◆ Extracted text:
# # #
I called her the wrong name twice and she still called me back this morning. DO I still wait two days to call her back?
Nyc is like a mosaic of my failed dates.
I think we should see other people.
Already working on it.
she refuses to pay for the plan b and so do i. it's the most dangerous game of chicken i've ever been involved in. but i have my pride.
It's sad because pictures are supposed to say a thousand words, and theirs just say 'fat'
At the hospital, the nurse kept telling me that i either had appendicitis, a tubular pregnancy, or an ovarian cyst. I kept asking if i could just have chlamydia instead...
his mom found me in the closet hiding and the only thing i could think of was to sit there and wave.
You were throwing ham at people telling them you were the sandwhich fairy
Semen is not good for contacts.
so why was i the only one who woke up with ham stuck to my ass?
# # #
◆ Dataset extract:
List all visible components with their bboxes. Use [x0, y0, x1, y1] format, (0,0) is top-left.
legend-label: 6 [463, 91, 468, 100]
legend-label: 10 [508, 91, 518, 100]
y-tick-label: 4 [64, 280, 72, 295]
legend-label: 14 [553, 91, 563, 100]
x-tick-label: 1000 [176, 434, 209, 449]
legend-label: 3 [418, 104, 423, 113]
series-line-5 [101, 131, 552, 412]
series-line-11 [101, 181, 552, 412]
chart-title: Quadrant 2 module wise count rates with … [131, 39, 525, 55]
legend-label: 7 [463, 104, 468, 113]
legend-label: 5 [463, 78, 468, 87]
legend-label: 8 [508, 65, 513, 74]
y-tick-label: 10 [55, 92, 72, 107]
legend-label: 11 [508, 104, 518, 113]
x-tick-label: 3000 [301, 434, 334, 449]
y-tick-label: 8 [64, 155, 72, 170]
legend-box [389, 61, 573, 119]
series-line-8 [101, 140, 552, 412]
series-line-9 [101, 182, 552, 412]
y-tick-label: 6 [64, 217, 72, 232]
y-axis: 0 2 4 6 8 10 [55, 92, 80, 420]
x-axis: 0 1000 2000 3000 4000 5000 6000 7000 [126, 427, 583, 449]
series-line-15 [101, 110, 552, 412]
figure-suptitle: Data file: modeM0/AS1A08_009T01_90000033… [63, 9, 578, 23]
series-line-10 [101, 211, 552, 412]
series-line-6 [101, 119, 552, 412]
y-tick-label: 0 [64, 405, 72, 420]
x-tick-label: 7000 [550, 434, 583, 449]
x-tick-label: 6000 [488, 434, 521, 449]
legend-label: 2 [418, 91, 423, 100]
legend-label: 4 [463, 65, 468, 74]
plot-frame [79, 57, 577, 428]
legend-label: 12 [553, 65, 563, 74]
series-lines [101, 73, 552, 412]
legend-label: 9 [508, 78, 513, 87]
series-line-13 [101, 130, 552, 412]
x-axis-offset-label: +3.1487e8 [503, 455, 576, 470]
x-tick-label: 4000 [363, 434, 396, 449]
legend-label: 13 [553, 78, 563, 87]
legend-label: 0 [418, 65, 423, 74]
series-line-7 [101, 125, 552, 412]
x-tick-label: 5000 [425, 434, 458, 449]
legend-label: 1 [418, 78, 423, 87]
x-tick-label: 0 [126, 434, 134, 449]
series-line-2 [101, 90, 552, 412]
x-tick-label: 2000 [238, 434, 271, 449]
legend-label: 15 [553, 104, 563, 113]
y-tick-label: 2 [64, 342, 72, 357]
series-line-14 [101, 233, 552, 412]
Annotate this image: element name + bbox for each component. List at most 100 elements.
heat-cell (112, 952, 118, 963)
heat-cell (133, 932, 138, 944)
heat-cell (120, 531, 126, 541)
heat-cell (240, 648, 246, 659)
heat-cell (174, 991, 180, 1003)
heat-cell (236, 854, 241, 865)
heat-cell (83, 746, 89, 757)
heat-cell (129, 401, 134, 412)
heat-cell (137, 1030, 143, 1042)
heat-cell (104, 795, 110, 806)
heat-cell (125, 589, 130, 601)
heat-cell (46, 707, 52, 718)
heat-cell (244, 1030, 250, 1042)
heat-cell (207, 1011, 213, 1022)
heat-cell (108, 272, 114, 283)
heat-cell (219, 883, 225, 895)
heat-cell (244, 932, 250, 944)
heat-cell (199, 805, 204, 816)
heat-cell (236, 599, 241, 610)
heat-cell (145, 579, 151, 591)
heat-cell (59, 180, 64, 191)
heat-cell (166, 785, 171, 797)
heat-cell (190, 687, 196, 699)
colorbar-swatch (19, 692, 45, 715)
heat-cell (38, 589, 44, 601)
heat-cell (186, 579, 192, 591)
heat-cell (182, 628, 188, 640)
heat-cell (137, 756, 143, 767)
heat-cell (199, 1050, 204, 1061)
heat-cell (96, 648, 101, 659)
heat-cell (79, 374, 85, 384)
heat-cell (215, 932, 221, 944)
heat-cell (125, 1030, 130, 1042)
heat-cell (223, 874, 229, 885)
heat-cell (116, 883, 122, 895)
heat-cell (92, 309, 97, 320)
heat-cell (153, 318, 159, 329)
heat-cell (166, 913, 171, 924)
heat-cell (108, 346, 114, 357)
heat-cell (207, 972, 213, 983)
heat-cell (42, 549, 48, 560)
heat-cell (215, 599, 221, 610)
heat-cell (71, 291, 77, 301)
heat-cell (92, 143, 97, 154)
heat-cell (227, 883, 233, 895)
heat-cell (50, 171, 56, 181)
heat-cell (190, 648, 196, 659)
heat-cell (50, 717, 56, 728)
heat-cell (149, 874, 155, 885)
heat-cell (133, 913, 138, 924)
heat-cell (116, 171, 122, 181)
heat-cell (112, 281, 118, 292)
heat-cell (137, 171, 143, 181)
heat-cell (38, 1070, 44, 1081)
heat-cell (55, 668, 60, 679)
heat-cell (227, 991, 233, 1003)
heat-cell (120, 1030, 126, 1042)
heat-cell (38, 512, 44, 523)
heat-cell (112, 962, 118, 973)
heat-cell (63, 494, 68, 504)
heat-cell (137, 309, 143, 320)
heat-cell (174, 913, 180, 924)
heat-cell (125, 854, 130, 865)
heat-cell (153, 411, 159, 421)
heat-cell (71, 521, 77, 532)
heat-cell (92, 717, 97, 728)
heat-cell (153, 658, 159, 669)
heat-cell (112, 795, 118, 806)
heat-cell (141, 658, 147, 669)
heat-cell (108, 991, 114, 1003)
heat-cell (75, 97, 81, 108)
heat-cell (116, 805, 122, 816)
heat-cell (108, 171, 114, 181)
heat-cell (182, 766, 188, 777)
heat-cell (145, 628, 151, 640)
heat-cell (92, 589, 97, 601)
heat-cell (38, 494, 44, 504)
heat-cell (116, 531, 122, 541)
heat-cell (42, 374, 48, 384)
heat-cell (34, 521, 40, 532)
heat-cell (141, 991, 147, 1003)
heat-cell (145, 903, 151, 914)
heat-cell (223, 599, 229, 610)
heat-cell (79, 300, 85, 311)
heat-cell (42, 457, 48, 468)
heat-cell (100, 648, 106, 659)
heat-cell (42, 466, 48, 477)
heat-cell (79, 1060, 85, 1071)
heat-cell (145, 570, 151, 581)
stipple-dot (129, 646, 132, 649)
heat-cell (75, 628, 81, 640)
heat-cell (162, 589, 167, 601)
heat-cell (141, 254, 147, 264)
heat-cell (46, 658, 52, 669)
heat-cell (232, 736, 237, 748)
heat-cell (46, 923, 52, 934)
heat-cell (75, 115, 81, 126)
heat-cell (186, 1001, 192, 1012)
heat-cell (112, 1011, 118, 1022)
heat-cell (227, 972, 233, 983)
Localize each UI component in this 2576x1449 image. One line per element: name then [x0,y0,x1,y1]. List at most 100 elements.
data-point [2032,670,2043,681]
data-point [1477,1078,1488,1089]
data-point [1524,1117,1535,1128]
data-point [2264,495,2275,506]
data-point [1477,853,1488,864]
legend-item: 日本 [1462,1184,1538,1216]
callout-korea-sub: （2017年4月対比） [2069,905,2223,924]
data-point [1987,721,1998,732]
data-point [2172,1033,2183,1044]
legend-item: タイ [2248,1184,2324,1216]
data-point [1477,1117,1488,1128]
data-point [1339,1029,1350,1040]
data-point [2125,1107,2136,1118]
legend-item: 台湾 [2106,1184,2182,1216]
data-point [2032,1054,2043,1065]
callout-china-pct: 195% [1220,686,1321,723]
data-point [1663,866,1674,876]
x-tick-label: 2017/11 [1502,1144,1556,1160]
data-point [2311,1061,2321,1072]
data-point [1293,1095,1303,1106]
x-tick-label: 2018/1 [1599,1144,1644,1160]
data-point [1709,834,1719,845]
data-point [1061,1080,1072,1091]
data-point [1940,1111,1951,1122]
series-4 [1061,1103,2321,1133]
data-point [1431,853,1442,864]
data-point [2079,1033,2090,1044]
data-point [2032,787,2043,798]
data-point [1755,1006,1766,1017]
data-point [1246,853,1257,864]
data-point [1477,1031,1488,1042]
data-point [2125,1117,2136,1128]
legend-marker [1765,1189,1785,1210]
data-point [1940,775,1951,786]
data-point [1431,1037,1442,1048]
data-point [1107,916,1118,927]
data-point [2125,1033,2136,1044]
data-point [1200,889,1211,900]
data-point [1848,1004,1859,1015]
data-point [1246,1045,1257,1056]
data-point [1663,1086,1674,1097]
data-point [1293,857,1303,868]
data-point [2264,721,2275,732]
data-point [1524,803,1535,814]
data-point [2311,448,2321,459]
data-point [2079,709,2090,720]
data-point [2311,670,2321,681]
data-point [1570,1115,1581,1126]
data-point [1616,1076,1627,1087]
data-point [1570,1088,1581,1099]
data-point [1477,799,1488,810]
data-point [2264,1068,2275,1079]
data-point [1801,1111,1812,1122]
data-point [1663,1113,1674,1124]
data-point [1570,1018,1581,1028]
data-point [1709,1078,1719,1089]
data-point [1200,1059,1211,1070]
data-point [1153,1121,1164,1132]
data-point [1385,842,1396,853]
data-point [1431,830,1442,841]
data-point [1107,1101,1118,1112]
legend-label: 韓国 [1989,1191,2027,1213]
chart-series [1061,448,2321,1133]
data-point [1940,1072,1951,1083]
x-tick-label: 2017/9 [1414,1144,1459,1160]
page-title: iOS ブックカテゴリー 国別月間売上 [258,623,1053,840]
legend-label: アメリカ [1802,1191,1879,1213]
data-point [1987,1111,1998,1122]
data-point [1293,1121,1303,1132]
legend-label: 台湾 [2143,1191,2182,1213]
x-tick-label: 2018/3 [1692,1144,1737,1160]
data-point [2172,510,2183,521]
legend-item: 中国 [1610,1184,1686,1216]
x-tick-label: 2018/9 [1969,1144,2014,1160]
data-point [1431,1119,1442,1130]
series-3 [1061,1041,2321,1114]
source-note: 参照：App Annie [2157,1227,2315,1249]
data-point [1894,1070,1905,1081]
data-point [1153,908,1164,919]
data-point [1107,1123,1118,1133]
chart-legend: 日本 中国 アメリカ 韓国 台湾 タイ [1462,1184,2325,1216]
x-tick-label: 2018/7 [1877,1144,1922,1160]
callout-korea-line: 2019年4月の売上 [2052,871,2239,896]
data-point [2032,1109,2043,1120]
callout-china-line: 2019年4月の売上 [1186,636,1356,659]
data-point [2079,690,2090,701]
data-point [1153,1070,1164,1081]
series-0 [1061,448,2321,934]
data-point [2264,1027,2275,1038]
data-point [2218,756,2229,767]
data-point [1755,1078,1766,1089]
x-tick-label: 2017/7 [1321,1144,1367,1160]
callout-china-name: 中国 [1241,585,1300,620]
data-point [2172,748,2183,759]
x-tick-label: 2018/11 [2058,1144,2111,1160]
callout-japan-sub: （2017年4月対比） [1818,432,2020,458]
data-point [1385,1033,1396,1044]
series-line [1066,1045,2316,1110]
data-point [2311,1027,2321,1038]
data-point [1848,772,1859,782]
# # #
◆ What to do:
Pick up the string of short, anonymous one-liners about dating and partying after its last line, and add several more in the same voice.

◆ Result of the exercise:
I deserve a fucking award for best roommate. I just cleaned his room, so he can have a 3 some
Indeed. Apparently I called my sisters and told them I wouldn't get arrested because it's not a real sword.
I like how my motivation to lose weight is so I can wear a nude bikini and get covered in body paint for the tribal party. Priorities.
Your babysitter texted, wants me to pay with weed. I don't know where to get any & don't want to. Will she take cigarettes instead? Or um, cash? Like a person?
My Mormon mother just found a butt-plug in our AirBnB closet.